--- Problem description ---
Every entry below should be printed exactly, without its images.
┌─ Data entries
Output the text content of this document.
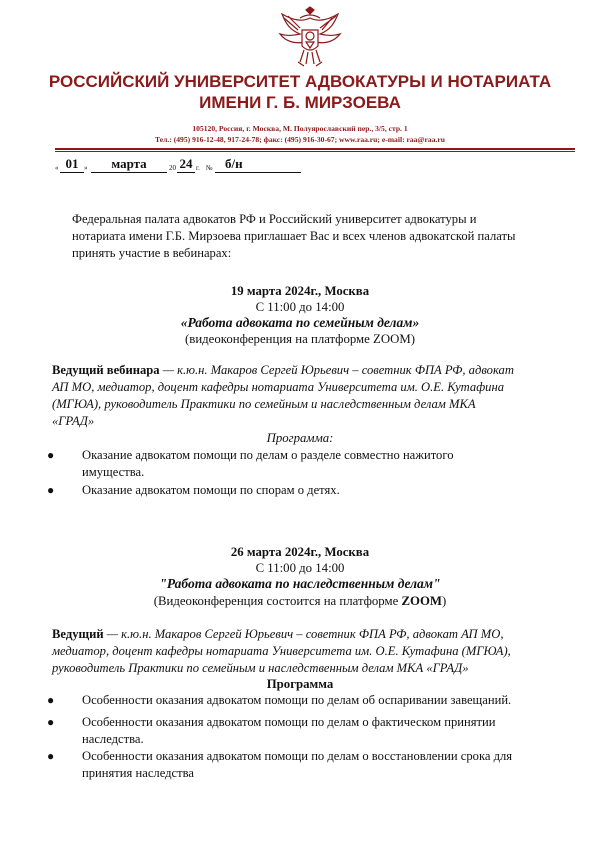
РОССИЙСКИЙ УНИВЕРСИТЕТ АДВОКАТУРЫ И НОТАРИАТА
ИМЕНИ Г. Б. МИРЗОЕВА
105120, Россия, г. Москва, М. Полуярославский пер., 3/5, стр. 1
Тел.: (495) 916-12-48, 917-24-78; факс: (495) 916-30-67; www.raa.ru; e-mail: raa@raa.ru
« 01 »	марта	20 24 г. № б/н
Федеральная палата адвокатов РФ и Российский университет адвокатуры и
нотариата имени Г.Б. Мирзоева приглашает Вас и всех членов адвокатской палаты
принять участие в вебинарах:
19 марта 2024г., Москва
С 11:00 до 14:00
«Работа адвоката по семейным делам»
(видеоконференция на платформе ZOOM)
Ведущий вебинара — к.ю.н. Макаров Сергей Юрьевич – советник ФПА РФ, адвокат
АП МО, медиатор, доцент кафедры нотариата Университета им. О.Е. Кутафина
(МГЮА), руководитель Практики по семейным и наследственным делам МКА
«ГРАД»
Программа:
● Оказание адвокатом помощи по делам о разделе совместно нажитого
имущества.
● Оказание адвокатом помощи по спорам о детях.
26 марта 2024г., Москва
С 11:00 до 14:00
"Работа адвоката по наследственным делам"
(Видеоконференция состоится на платформе ZOOM)
Ведущий — к.ю.н. Макаров Сергей Юрьевич – советник ФПА РФ, адвокат АП МО,
медиатор, доцент кафедры нотариата Университета им. О.Е. Кутафина (МГЮА),
руководитель Практики по семейным и наследственным делам МКА «ГРАД»
Программа
● Особенности оказания адвокатом помощи по делам об оспаривании завещаний.
● Особенности оказания адвокатом помощи по делам о фактическом принятии
наследства.
● Особенности оказания адвокатом помощи по делам о восстановлении срока для
принятия наследства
└─
--- Task response ---
Output the text content of this document.
РОССИЙСКИЙ УНИВЕРСИТЕТ АДВОКАТУРЫ И НОТАРИАТА
ИМЕНИ Г. Б. МИРЗОЕВА
105120, Россия, г. Москва, М. Полуярославский пер., 3/5, стр. 1
Тел.: (495) 916-12-48, 917-24-78; факс: (495) 916-30-67; www.raa.ru; e-mail: raa@raa.ru
« 01 »	марта	20 24 г. № б/н
Федеральная палата адвокатов РФ и Российский университет адвокатуры и
нотариата имени Г.Б. Мирзоева приглашает Вас и всех членов адвокатской палаты
принять участие в вебинарах:
19 марта 2024г., Москва
С 11:00 до 14:00
«Работа адвоката по семейным делам»
(видеоконференция на платформе ZOOM)
Ведущий вебинара — к.ю.н. Макаров Сергей Юрьевич – советник ФПА РФ, адвокат
АП МО, медиатор, доцент кафедры нотариата Университета им. О.Е. Кутафина
(МГЮА), руководитель Практики по семейным и наследственным делам МКА
«ГРАД»
Программа:
● Оказание адвокатом помощи по делам о разделе совместно нажитого
имущества.
● Оказание адвокатом помощи по спорам о детях.
26 марта 2024г., Москва
С 11:00 до 14:00
"Работа адвоката по наследственным делам"
(Видеоконференция состоится на платформе ZOOM)
Ведущий — к.ю.н. Макаров Сергей Юрьевич – советник ФПА РФ, адвокат АП МО,
медиатор, доцент кафедры нотариата Университета им. О.Е. Кутафина (МГЮА),
руководитель Практики по семейным и наследственным делам МКА «ГРАД»
Программа
● Особенности оказания адвокатом помощи по делам об оспаривании завещаний.
● Особенности оказания адвокатом помощи по делам о фактическом принятии
наследства.
● Особенности оказания адвокатом помощи по делам о восстановлении срока для
принятия наследства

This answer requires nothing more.